TASK GOAL:
Write out the listing below exactly, and omit any images you find in it.
=== SUPPLIED RECORDS ===
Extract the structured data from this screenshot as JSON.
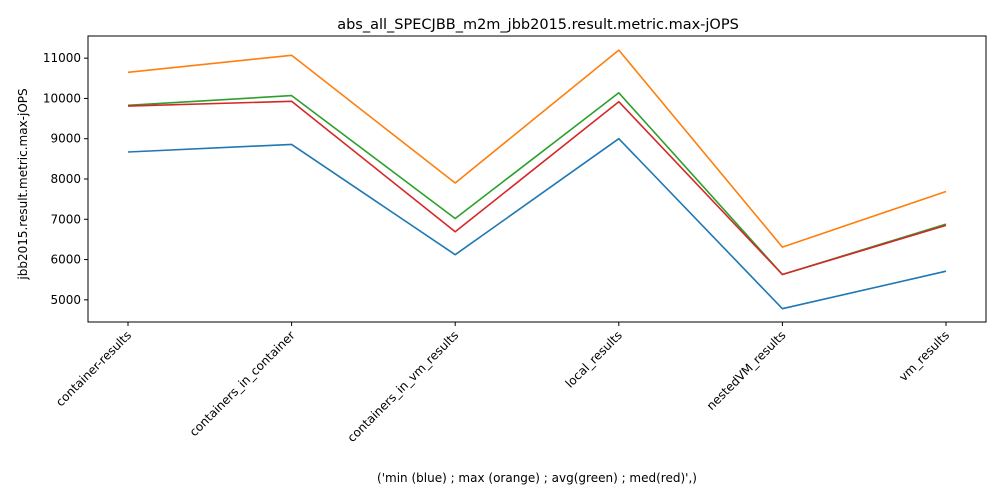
{
  "chart_data": {
    "type": "line",
    "title": "abs_all_SPECJBB_m2m_jbb2015.result.metric.max-jOPS",
    "xlabel": "('min (blue) ; max (orange) ; avg(green) ; med(red)',)",
    "ylabel": "jbb2015.result.metric.max-jOPS",
    "categories": [
      "container-results",
      "containers_in_container",
      "containers_in_vm_results",
      "local_results",
      "nestedVM_results",
      "vm_results"
    ],
    "ylim": [
      4450,
      11550
    ],
    "yticks": [
      5000,
      6000,
      7000,
      8000,
      9000,
      10000,
      11000
    ],
    "grid": false,
    "series": [
      {
        "color": "#1f77b4",
        "values": [
          8670,
          8860,
          6120,
          9000,
          4780,
          5710
        ]
      },
      {
        "color": "#ff7f0e",
        "values": [
          10650,
          11070,
          7900,
          11200,
          6310,
          7690
        ]
      },
      {
        "color": "#2ca02c",
        "values": [
          9830,
          10070,
          7020,
          10140,
          5630,
          6880
        ]
      },
      {
        "color": "#d62728",
        "values": [
          9810,
          9930,
          6690,
          9920,
          5630,
          6850
        ]
      }
    ]
  }
}
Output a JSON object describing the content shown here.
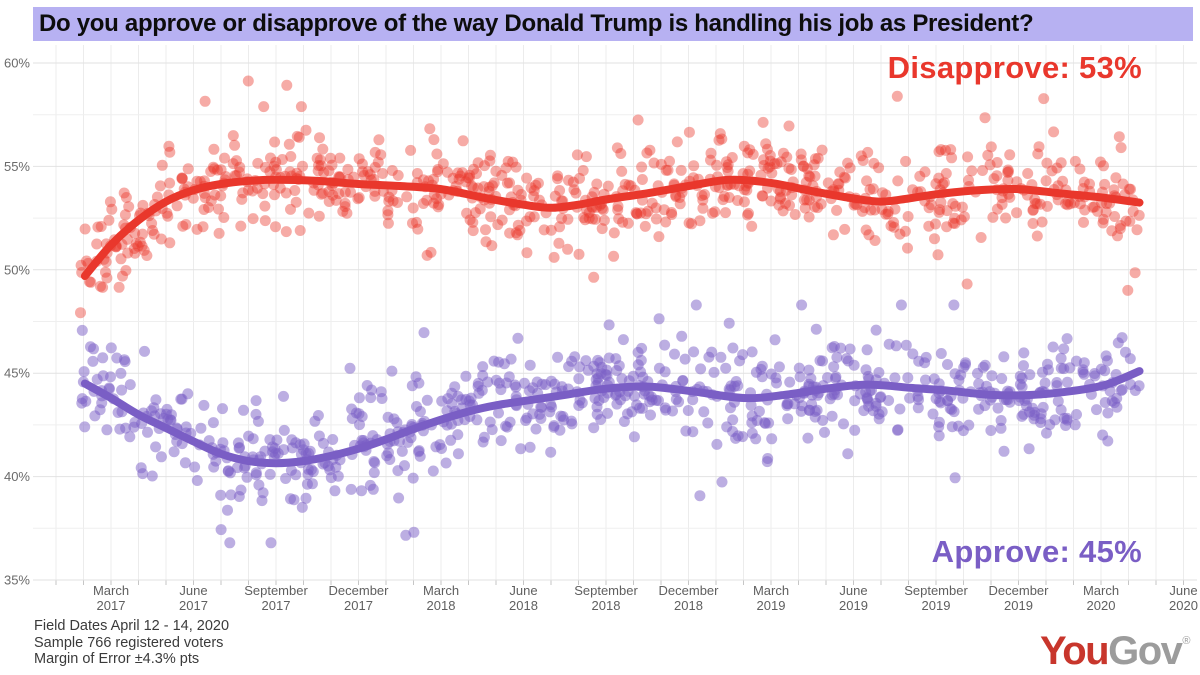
===
TASK ANSWER:
Extract the structured data from this screenshot as JSON.
{
  "chart_data": {
    "type": "line",
    "title": "abs_all_SPECJBB_m2m_jbb2015.result.metric.max-jOPS",
    "xlabel": "('min (blue) ; max (orange) ; avg(green) ; med(red)',)",
    "ylabel": "jbb2015.result.metric.max-jOPS",
    "categories": [
      "container-results",
      "containers_in_container",
      "containers_in_vm_results",
      "local_results",
      "nestedVM_results",
      "vm_results"
    ],
    "ylim": [
      4450,
      11550
    ],
    "yticks": [
      5000,
      6000,
      7000,
      8000,
      9000,
      10000,
      11000
    ],
    "grid": false,
    "series": [
      {
        "color": "#1f77b4",
        "values": [
          8670,
          8860,
          6120,
          9000,
          4780,
          5710
        ]
      },
      {
        "color": "#ff7f0e",
        "values": [
          10650,
          11070,
          7900,
          11200,
          6310,
          7690
        ]
      },
      {
        "color": "#2ca02c",
        "values": [
          9830,
          10070,
          7020,
          10140,
          5630,
          6880
        ]
      },
      {
        "color": "#d62728",
        "values": [
          9810,
          9930,
          6690,
          9920,
          5630,
          6850
        ]
      }
    ]
  }
}
Output a JSON object describing the content shown here.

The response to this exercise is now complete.